Pick out each line containing the string "sunscreen" and copy it.

◇ ◇ ◇ ◇ ◇

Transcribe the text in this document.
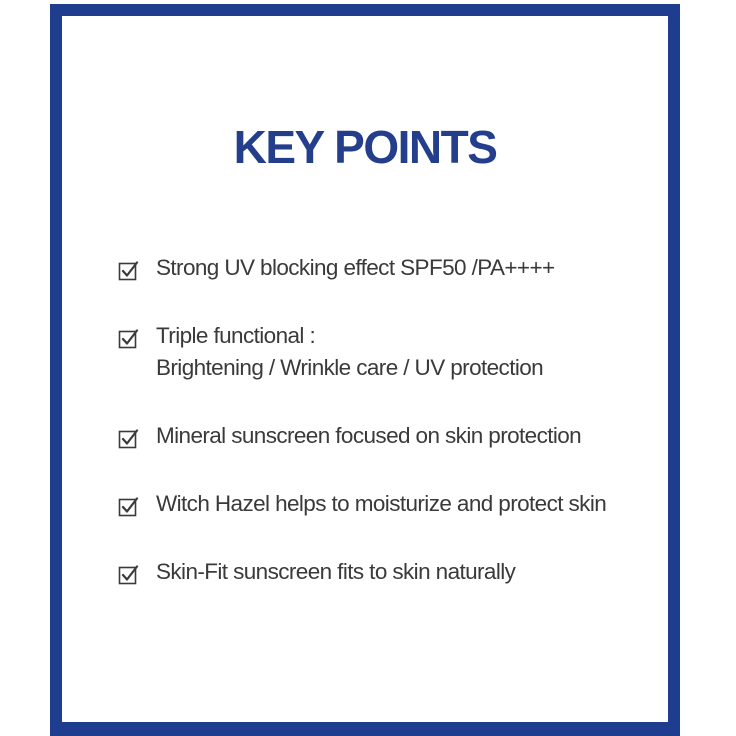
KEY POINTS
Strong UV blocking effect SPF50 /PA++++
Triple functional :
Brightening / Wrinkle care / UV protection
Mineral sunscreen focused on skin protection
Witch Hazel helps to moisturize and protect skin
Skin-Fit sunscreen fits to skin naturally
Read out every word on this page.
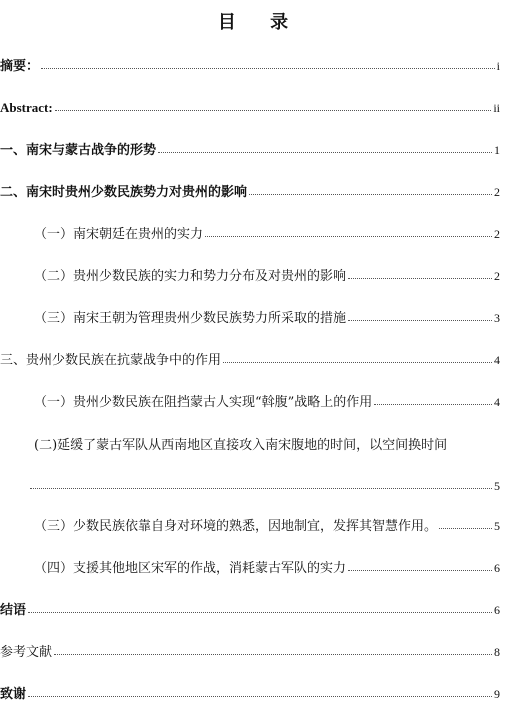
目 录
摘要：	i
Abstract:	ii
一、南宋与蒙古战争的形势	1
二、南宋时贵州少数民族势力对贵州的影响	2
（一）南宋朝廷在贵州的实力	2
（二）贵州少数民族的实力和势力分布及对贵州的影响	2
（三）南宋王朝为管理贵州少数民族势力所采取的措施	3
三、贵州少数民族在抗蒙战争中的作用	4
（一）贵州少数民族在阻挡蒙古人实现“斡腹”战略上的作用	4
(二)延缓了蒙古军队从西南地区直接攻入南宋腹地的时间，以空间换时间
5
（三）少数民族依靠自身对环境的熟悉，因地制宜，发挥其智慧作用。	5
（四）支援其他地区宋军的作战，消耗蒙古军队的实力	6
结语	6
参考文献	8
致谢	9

◇ ◇ ◇ ◇ ◇

REPLY:
Mineral sunscreen focused on skin protection
Skin-Fit sunscreen fits to skin naturally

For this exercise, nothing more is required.